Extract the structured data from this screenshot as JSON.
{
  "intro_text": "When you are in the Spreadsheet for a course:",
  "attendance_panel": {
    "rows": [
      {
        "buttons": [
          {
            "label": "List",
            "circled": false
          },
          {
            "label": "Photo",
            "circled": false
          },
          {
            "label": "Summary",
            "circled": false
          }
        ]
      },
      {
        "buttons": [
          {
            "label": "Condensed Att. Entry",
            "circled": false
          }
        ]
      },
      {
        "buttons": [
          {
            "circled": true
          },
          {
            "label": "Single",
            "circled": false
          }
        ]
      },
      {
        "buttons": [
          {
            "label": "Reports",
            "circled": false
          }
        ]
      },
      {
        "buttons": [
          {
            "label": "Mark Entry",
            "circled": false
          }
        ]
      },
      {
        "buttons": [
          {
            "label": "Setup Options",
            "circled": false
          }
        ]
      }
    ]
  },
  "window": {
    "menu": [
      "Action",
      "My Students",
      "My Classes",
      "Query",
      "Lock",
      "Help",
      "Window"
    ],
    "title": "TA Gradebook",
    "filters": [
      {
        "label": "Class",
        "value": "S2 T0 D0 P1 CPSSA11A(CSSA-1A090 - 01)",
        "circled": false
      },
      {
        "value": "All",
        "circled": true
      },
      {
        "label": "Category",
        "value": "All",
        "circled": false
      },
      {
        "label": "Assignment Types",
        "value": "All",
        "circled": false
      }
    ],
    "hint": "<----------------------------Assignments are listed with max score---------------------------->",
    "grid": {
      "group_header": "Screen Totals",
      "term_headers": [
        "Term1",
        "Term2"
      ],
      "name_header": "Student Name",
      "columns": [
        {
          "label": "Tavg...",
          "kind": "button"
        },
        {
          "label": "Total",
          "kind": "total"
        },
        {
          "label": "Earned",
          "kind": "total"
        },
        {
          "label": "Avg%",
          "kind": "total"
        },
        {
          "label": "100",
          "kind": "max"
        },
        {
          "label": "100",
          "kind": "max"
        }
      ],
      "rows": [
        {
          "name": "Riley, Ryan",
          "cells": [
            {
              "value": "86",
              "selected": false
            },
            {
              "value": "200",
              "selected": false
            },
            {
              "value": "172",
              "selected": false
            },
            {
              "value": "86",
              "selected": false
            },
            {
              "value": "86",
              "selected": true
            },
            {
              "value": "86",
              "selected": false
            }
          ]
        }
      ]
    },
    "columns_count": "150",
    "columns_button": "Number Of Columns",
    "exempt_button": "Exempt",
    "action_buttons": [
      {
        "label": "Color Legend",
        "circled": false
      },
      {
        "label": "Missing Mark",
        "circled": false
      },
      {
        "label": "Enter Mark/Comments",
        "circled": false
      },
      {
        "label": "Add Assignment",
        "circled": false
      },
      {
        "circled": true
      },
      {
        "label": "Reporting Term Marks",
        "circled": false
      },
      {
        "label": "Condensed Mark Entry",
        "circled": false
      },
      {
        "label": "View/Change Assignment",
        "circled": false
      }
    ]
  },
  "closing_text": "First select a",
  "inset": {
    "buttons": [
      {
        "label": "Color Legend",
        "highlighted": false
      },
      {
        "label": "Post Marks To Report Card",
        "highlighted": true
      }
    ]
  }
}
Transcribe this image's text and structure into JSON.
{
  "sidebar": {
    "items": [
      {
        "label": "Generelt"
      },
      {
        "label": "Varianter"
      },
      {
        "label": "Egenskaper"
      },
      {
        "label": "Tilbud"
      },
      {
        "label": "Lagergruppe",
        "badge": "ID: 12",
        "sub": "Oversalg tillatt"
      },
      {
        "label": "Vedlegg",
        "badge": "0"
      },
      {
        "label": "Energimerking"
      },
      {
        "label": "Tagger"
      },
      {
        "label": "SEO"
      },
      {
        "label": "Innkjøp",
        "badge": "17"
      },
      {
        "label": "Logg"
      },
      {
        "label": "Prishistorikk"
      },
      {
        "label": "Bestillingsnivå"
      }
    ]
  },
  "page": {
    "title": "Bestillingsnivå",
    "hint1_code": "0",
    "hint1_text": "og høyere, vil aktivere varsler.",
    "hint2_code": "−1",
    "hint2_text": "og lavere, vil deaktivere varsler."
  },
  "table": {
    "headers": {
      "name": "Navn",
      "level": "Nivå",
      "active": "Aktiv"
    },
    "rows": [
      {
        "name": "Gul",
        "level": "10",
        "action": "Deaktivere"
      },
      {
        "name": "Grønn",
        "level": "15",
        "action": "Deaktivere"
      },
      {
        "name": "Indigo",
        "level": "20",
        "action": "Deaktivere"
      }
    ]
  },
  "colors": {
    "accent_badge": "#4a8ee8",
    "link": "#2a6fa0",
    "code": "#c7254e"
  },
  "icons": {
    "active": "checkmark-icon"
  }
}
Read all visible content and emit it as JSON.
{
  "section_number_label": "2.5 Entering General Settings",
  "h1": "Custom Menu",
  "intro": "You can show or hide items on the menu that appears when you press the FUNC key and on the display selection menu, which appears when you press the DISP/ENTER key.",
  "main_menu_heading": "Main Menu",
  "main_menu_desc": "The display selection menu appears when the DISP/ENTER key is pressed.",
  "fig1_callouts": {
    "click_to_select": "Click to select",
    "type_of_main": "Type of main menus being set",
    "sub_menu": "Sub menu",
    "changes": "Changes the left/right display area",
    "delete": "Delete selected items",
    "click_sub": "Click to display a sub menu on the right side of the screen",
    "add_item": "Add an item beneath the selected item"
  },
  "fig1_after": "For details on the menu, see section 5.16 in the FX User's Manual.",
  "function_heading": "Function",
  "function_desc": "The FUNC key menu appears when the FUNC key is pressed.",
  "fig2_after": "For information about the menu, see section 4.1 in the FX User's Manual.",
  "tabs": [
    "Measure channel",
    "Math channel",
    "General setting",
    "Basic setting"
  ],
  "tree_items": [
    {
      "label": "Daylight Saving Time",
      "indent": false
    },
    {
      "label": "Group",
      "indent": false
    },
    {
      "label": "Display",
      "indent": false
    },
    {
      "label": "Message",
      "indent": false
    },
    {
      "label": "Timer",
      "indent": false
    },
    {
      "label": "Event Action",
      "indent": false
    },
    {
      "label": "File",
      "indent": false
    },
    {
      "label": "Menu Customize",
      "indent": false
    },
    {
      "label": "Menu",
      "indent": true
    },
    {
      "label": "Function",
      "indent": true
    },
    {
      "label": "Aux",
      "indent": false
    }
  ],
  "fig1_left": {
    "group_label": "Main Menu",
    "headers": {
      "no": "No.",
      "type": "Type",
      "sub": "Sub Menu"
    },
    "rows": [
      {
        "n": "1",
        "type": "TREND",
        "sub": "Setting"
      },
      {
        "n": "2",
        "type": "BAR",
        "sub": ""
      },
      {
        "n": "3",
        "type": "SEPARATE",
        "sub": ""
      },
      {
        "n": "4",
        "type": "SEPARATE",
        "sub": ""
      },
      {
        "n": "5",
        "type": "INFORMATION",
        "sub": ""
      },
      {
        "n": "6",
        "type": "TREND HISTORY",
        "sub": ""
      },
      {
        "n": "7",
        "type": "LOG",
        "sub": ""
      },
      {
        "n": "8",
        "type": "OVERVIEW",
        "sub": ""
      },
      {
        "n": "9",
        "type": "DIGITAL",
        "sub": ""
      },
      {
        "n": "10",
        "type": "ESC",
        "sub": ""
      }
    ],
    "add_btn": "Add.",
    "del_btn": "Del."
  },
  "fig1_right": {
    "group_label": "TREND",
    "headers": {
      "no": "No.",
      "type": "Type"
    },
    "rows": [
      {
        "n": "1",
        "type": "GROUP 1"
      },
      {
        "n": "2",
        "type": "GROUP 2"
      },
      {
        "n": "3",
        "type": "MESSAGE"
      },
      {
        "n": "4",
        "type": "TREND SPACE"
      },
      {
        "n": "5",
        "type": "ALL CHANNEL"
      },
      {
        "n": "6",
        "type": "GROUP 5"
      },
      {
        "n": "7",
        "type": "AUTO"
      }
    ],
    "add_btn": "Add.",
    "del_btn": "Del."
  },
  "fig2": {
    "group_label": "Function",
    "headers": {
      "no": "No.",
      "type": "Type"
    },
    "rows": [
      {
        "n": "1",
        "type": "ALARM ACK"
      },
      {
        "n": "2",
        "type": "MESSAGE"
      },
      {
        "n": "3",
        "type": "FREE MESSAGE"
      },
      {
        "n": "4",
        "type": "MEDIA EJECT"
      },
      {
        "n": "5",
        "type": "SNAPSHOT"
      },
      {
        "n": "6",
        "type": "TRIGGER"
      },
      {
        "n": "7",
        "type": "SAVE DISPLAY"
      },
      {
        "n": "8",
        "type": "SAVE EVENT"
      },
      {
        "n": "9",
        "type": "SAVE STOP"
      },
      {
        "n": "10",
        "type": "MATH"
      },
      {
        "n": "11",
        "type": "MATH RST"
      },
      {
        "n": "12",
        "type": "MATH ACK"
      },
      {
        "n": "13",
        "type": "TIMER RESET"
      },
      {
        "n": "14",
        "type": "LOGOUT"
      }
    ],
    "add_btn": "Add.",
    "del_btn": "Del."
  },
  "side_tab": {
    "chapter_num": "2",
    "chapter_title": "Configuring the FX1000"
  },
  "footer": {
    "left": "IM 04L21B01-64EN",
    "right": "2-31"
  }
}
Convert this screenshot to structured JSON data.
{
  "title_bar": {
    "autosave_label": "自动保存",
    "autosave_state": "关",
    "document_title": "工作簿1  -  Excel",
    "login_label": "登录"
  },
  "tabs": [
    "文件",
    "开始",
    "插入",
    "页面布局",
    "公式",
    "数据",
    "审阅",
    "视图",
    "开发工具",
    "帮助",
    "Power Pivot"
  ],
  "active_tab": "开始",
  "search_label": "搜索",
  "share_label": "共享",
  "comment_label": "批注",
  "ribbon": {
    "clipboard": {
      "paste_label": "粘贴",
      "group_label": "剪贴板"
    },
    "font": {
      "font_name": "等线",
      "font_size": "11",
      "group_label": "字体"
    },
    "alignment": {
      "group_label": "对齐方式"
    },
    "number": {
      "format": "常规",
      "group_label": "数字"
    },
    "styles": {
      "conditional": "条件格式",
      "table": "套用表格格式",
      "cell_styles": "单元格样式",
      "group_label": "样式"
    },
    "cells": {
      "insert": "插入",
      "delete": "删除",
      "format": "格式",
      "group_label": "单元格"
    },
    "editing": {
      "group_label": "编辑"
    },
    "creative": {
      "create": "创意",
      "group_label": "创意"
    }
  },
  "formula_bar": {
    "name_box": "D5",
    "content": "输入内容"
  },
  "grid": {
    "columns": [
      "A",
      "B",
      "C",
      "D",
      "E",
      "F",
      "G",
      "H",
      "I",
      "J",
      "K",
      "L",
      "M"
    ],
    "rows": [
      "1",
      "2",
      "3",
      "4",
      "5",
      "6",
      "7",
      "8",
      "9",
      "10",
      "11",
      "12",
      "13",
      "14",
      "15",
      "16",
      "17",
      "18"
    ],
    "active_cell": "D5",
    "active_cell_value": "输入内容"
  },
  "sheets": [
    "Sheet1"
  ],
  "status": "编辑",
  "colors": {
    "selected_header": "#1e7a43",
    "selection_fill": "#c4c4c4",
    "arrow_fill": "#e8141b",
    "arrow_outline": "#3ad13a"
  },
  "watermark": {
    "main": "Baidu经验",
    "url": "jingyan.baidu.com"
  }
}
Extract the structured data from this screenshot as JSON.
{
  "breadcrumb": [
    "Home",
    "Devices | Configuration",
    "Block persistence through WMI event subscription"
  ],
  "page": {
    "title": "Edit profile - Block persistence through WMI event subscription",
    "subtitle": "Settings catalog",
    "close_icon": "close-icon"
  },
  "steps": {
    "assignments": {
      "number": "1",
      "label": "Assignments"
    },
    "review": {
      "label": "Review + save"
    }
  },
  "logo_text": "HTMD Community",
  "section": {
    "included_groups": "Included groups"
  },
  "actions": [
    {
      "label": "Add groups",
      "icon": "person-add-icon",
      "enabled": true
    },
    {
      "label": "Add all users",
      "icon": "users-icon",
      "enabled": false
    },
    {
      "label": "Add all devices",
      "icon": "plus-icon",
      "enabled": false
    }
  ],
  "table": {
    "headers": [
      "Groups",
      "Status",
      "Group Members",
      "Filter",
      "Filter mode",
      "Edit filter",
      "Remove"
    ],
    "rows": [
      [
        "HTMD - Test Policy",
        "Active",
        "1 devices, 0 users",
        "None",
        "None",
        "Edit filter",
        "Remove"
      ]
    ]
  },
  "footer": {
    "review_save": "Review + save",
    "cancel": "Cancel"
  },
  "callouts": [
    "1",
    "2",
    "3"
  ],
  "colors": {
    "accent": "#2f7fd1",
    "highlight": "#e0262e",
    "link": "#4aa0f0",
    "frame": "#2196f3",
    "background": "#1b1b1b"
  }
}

Problem description:
Using the entries above, return each line in which the word "users" occurs.

Exercise answer:
      "label": "Add all users",
      "icon": "users-icon",
        "1 devices, 0 users",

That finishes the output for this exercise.